→ What is expected
Find every line with the word "Theo" and report how many there are, without any other text.

########

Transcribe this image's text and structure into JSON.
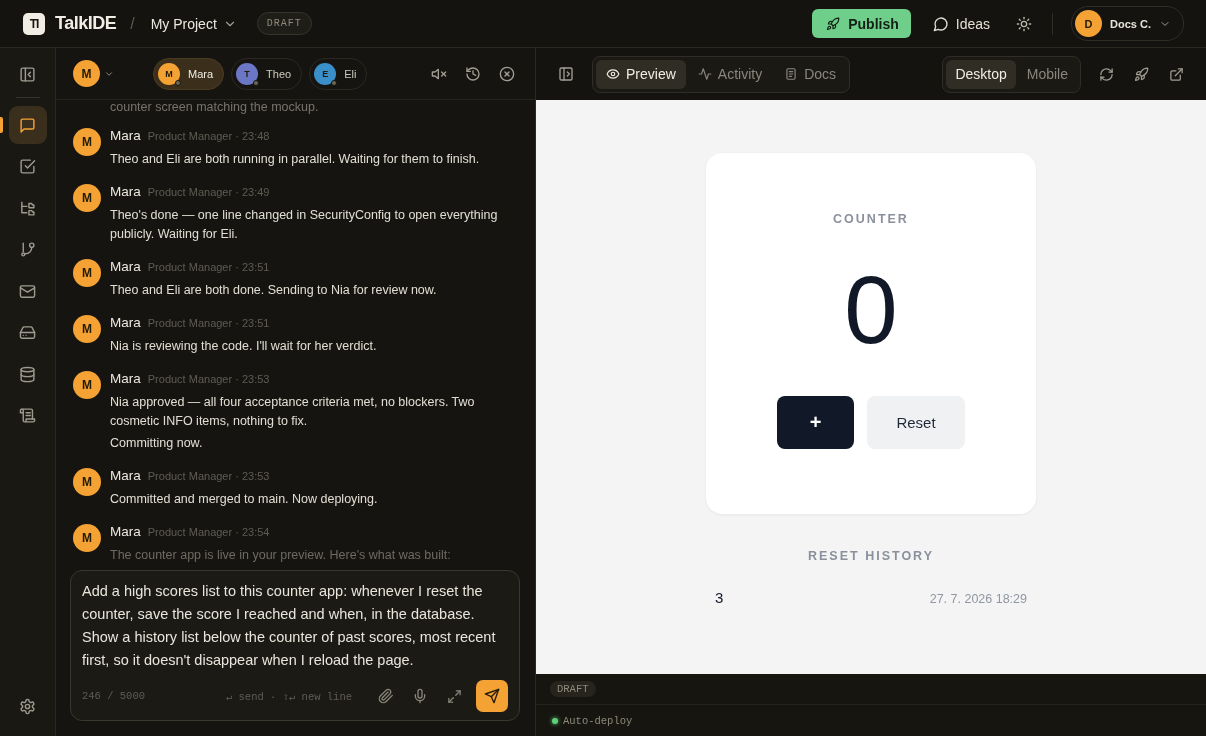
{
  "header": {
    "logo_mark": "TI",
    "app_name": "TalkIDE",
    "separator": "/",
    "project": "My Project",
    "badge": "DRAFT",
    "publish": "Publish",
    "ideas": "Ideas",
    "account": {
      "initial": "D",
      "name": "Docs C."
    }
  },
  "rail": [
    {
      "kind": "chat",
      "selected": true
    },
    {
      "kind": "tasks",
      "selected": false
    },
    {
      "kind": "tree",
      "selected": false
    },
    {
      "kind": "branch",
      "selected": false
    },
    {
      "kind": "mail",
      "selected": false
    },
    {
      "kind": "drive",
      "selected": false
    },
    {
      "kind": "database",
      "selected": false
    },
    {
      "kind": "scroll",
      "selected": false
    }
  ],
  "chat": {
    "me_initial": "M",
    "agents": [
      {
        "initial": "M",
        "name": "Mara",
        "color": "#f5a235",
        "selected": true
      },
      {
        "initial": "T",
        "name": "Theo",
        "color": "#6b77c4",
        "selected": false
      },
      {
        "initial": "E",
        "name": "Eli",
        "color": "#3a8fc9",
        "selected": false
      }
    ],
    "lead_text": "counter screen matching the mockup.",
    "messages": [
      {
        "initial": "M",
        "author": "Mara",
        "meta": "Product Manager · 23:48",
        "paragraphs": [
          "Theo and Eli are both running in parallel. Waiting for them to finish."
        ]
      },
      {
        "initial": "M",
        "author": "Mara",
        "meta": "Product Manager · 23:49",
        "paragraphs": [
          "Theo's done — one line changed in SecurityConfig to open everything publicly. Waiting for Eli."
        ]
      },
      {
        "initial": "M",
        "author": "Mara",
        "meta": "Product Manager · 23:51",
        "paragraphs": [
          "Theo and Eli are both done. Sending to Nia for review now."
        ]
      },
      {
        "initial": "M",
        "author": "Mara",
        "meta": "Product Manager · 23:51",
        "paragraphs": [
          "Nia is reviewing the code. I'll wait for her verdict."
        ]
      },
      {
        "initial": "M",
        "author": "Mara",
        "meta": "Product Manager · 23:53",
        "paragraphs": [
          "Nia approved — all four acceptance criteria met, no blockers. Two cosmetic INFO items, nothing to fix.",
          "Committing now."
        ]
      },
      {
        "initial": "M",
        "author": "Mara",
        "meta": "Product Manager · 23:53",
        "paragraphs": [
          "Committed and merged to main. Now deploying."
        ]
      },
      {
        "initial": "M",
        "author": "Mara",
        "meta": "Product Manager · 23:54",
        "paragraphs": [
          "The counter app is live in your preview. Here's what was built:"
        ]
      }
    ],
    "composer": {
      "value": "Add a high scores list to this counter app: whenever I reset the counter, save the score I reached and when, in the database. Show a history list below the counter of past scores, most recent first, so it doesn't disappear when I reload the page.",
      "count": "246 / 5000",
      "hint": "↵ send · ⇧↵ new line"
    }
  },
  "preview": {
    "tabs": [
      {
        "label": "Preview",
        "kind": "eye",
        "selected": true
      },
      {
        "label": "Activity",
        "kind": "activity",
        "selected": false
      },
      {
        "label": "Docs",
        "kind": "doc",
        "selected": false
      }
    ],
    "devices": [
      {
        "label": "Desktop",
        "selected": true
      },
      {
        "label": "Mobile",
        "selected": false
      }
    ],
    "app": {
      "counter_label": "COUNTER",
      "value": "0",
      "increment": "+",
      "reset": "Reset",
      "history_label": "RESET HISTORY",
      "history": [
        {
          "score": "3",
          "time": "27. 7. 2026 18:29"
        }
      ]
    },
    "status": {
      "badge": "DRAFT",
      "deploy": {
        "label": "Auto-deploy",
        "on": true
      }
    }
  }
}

########

→ Written response
4